* Objective:
Exactly as they appear, output all of the records. Skip any images.

[Records from a data source]
______________________________

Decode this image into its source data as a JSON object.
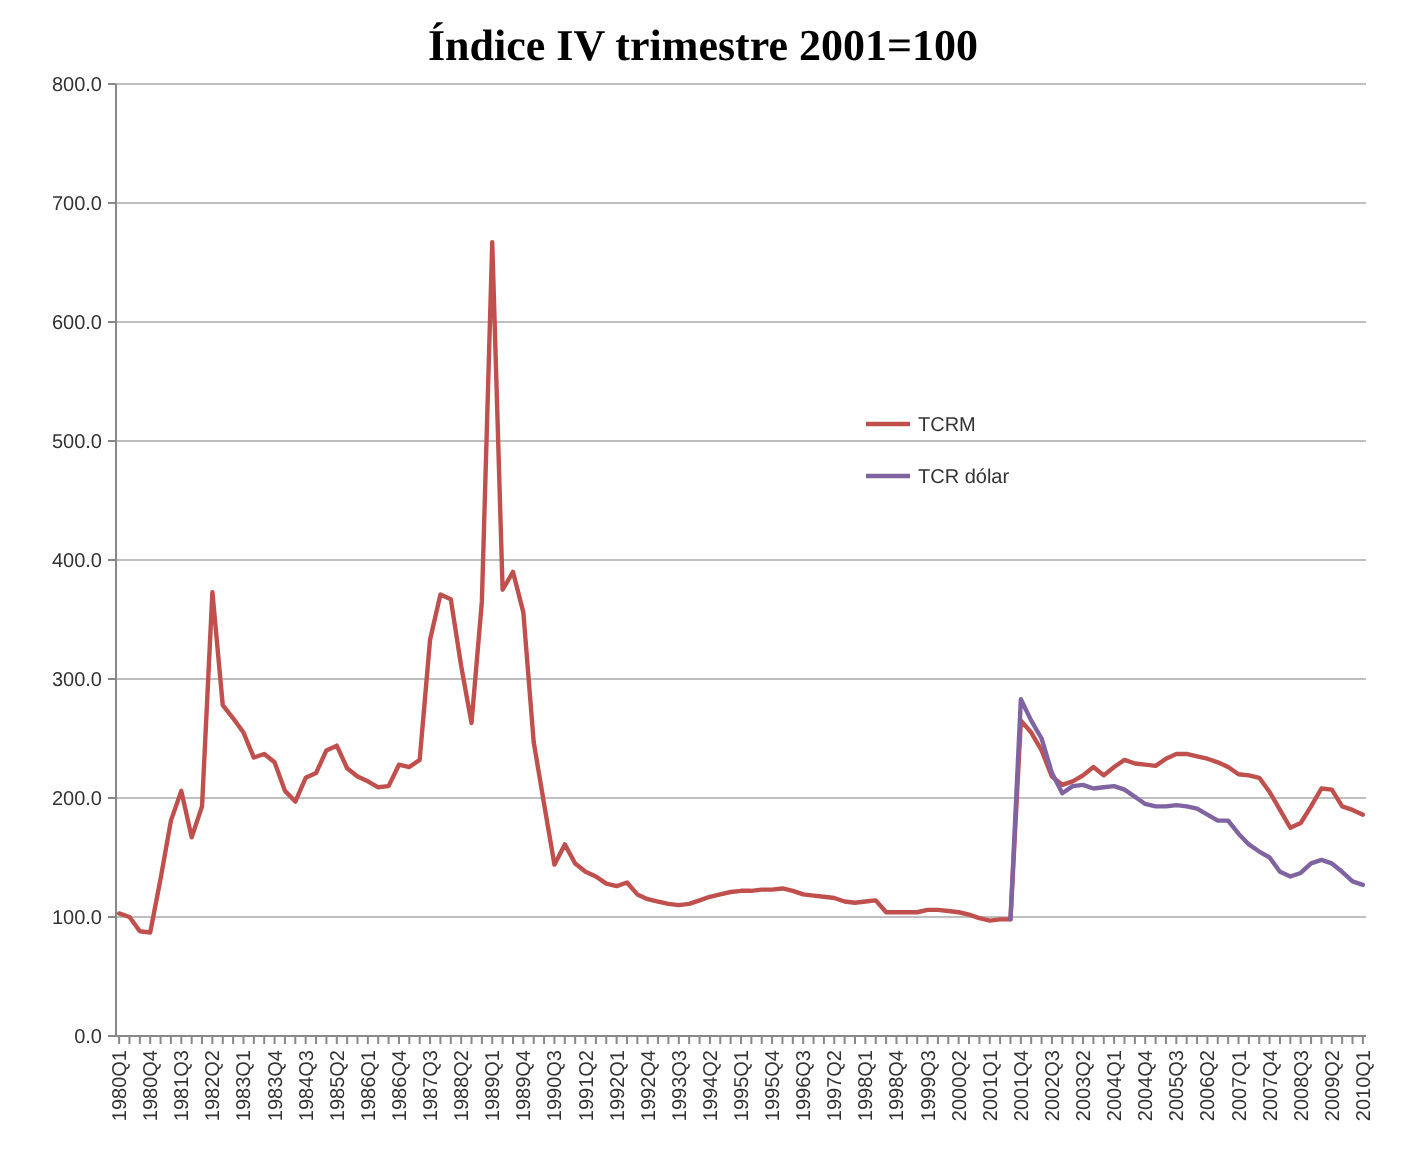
{
  "chart_data": {
    "type": "line",
    "title": "Índice IV trimestre 2001=100",
    "categories": [
      "1980Q1",
      null,
      null,
      "1980Q4",
      null,
      null,
      "1981Q3",
      null,
      null,
      "1982Q2",
      null,
      null,
      "1983Q1",
      null,
      null,
      "1983Q4",
      null,
      null,
      "1984Q3",
      null,
      null,
      "1985Q2",
      null,
      null,
      "1986Q1",
      null,
      null,
      "1986Q4",
      null,
      null,
      "1987Q3",
      null,
      null,
      "1988Q2",
      null,
      null,
      "1989Q1",
      null,
      null,
      "1989Q4",
      null,
      null,
      "1990Q3",
      null,
      null,
      "1991Q2",
      null,
      null,
      "1992Q1",
      null,
      null,
      "1992Q4",
      null,
      null,
      "1993Q3",
      null,
      null,
      "1994Q2",
      null,
      null,
      "1995Q1",
      null,
      null,
      "1995Q4",
      null,
      null,
      "1996Q3",
      null,
      null,
      "1997Q2",
      null,
      null,
      "1998Q1",
      null,
      null,
      "1998Q4",
      null,
      null,
      "1999Q3",
      null,
      null,
      "2000Q2",
      null,
      null,
      "2001Q1",
      null,
      null,
      "2001Q4",
      null,
      null,
      "2002Q3",
      null,
      null,
      "2003Q2",
      null,
      null,
      "2004Q1",
      null,
      null,
      "2004Q4",
      null,
      null,
      "2005Q3",
      null,
      null,
      "2006Q2",
      null,
      null,
      "2007Q1",
      null,
      null,
      "2007Q4",
      null,
      null,
      "2008Q3",
      null,
      null,
      "2009Q2",
      null,
      null,
      "2010Q1"
    ],
    "series": [
      {
        "name": "TCRM",
        "color": "#c0504d",
        "values": [
          103,
          100,
          88,
          87,
          132,
          181,
          206,
          167,
          193,
          373,
          278,
          267,
          255,
          234,
          237,
          230,
          206,
          197,
          217,
          221,
          240,
          244,
          225,
          218,
          214,
          209,
          210,
          228,
          226,
          232,
          333,
          371,
          367,
          311,
          263,
          365,
          667,
          375,
          390,
          356,
          247,
          195,
          144,
          161,
          145,
          138,
          134,
          128,
          126,
          129,
          119,
          115,
          113,
          111,
          110,
          111,
          114,
          117,
          119,
          121,
          122,
          122,
          123,
          123,
          124,
          122,
          119,
          118,
          117,
          116,
          113,
          112,
          113,
          114,
          104,
          104,
          104,
          104,
          106,
          106,
          105,
          104,
          102,
          99,
          97,
          98,
          98,
          265,
          255,
          240,
          218,
          211,
          214,
          219,
          226,
          219,
          226,
          232,
          229,
          228,
          227,
          233,
          237,
          237,
          235,
          233,
          230,
          226,
          220,
          219,
          217,
          205,
          190,
          175,
          179,
          193,
          208,
          207,
          193,
          190,
          186
        ]
      },
      {
        "name": "TCR dólar",
        "color": "#8064a2",
        "values": [
          null,
          null,
          null,
          null,
          null,
          null,
          null,
          null,
          null,
          null,
          null,
          null,
          null,
          null,
          null,
          null,
          null,
          null,
          null,
          null,
          null,
          null,
          null,
          null,
          null,
          null,
          null,
          null,
          null,
          null,
          null,
          null,
          null,
          null,
          null,
          null,
          null,
          null,
          null,
          null,
          null,
          null,
          null,
          null,
          null,
          null,
          null,
          null,
          null,
          null,
          null,
          null,
          null,
          null,
          null,
          null,
          null,
          null,
          null,
          null,
          null,
          null,
          null,
          null,
          null,
          null,
          null,
          null,
          null,
          null,
          null,
          null,
          null,
          null,
          null,
          null,
          null,
          null,
          null,
          null,
          null,
          null,
          null,
          null,
          null,
          null,
          98,
          283,
          265,
          250,
          221,
          204,
          210,
          211,
          208,
          209,
          210,
          207,
          201,
          195,
          193,
          193,
          194,
          193,
          191,
          186,
          181,
          181,
          170,
          161,
          155,
          150,
          138,
          134,
          137,
          145,
          148,
          145,
          138,
          130,
          127
        ]
      }
    ],
    "ylim": [
      0,
      800
    ],
    "yticks": [
      {
        "value": 0,
        "label": "0.0"
      },
      {
        "value": 100,
        "label": "100.0"
      },
      {
        "value": 200,
        "label": "200.0"
      },
      {
        "value": 300,
        "label": "300.0"
      },
      {
        "value": 400,
        "label": "400.0"
      },
      {
        "value": 500,
        "label": "500.0"
      },
      {
        "value": 600,
        "label": "600.0"
      },
      {
        "value": 700,
        "label": "700.0"
      },
      {
        "value": 800,
        "label": "800.0"
      }
    ],
    "grid": "y",
    "legend": "right",
    "marker": "none",
    "line_style": "solid"
  }
}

______________________________

* Correct result:
Decode this image into its source data as a JSON object.
{
  "chart_data": {
    "type": "line",
    "title": "Índice IV trimestre 2001=100",
    "categories": [
      "1980Q1",
      null,
      null,
      "1980Q4",
      null,
      null,
      "1981Q3",
      null,
      null,
      "1982Q2",
      null,
      null,
      "1983Q1",
      null,
      null,
      "1983Q4",
      null,
      null,
      "1984Q3",
      null,
      null,
      "1985Q2",
      null,
      null,
      "1986Q1",
      null,
      null,
      "1986Q4",
      null,
      null,
      "1987Q3",
      null,
      null,
      "1988Q2",
      null,
      null,
      "1989Q1",
      null,
      null,
      "1989Q4",
      null,
      null,
      "1990Q3",
      null,
      null,
      "1991Q2",
      null,
      null,
      "1992Q1",
      null,
      null,
      "1992Q4",
      null,
      null,
      "1993Q3",
      null,
      null,
      "1994Q2",
      null,
      null,
      "1995Q1",
      null,
      null,
      "1995Q4",
      null,
      null,
      "1996Q3",
      null,
      null,
      "1997Q2",
      null,
      null,
      "1998Q1",
      null,
      null,
      "1998Q4",
      null,
      null,
      "1999Q3",
      null,
      null,
      "2000Q2",
      null,
      null,
      "2001Q1",
      null,
      null,
      "2001Q4",
      null,
      null,
      "2002Q3",
      null,
      null,
      "2003Q2",
      null,
      null,
      "2004Q1",
      null,
      null,
      "2004Q4",
      null,
      null,
      "2005Q3",
      null,
      null,
      "2006Q2",
      null,
      null,
      "2007Q1",
      null,
      null,
      "2007Q4",
      null,
      null,
      "2008Q3",
      null,
      null,
      "2009Q2",
      null,
      null,
      "2010Q1"
    ],
    "series": [
      {
        "name": "TCRM",
        "color": "#c0504d",
        "values": [
          103,
          100,
          88,
          87,
          132,
          181,
          206,
          167,
          193,
          373,
          278,
          267,
          255,
          234,
          237,
          230,
          206,
          197,
          217,
          221,
          240,
          244,
          225,
          218,
          214,
          209,
          210,
          228,
          226,
          232,
          333,
          371,
          367,
          311,
          263,
          365,
          667,
          375,
          390,
          356,
          247,
          195,
          144,
          161,
          145,
          138,
          134,
          128,
          126,
          129,
          119,
          115,
          113,
          111,
          110,
          111,
          114,
          117,
          119,
          121,
          122,
          122,
          123,
          123,
          124,
          122,
          119,
          118,
          117,
          116,
          113,
          112,
          113,
          114,
          104,
          104,
          104,
          104,
          106,
          106,
          105,
          104,
          102,
          99,
          97,
          98,
          98,
          265,
          255,
          240,
          218,
          211,
          214,
          219,
          226,
          219,
          226,
          232,
          229,
          228,
          227,
          233,
          237,
          237,
          235,
          233,
          230,
          226,
          220,
          219,
          217,
          205,
          190,
          175,
          179,
          193,
          208,
          207,
          193,
          190,
          186
        ]
      },
      {
        "name": "TCR dólar",
        "color": "#8064a2",
        "values": [
          null,
          null,
          null,
          null,
          null,
          null,
          null,
          null,
          null,
          null,
          null,
          null,
          null,
          null,
          null,
          null,
          null,
          null,
          null,
          null,
          null,
          null,
          null,
          null,
          null,
          null,
          null,
          null,
          null,
          null,
          null,
          null,
          null,
          null,
          null,
          null,
          null,
          null,
          null,
          null,
          null,
          null,
          null,
          null,
          null,
          null,
          null,
          null,
          null,
          null,
          null,
          null,
          null,
          null,
          null,
          null,
          null,
          null,
          null,
          null,
          null,
          null,
          null,
          null,
          null,
          null,
          null,
          null,
          null,
          null,
          null,
          null,
          null,
          null,
          null,
          null,
          null,
          null,
          null,
          null,
          null,
          null,
          null,
          null,
          null,
          null,
          98,
          283,
          265,
          250,
          221,
          204,
          210,
          211,
          208,
          209,
          210,
          207,
          201,
          195,
          193,
          193,
          194,
          193,
          191,
          186,
          181,
          181,
          170,
          161,
          155,
          150,
          138,
          134,
          137,
          145,
          148,
          145,
          138,
          130,
          127
        ]
      }
    ],
    "ylim": [
      0,
      800
    ],
    "yticks": [
      {
        "value": 0,
        "label": "0.0"
      },
      {
        "value": 100,
        "label": "100.0"
      },
      {
        "value": 200,
        "label": "200.0"
      },
      {
        "value": 300,
        "label": "300.0"
      },
      {
        "value": 400,
        "label": "400.0"
      },
      {
        "value": 500,
        "label": "500.0"
      },
      {
        "value": 600,
        "label": "600.0"
      },
      {
        "value": 700,
        "label": "700.0"
      },
      {
        "value": 800,
        "label": "800.0"
      }
    ],
    "grid": "y",
    "legend": "right",
    "marker": "none",
    "line_style": "solid"
  }
}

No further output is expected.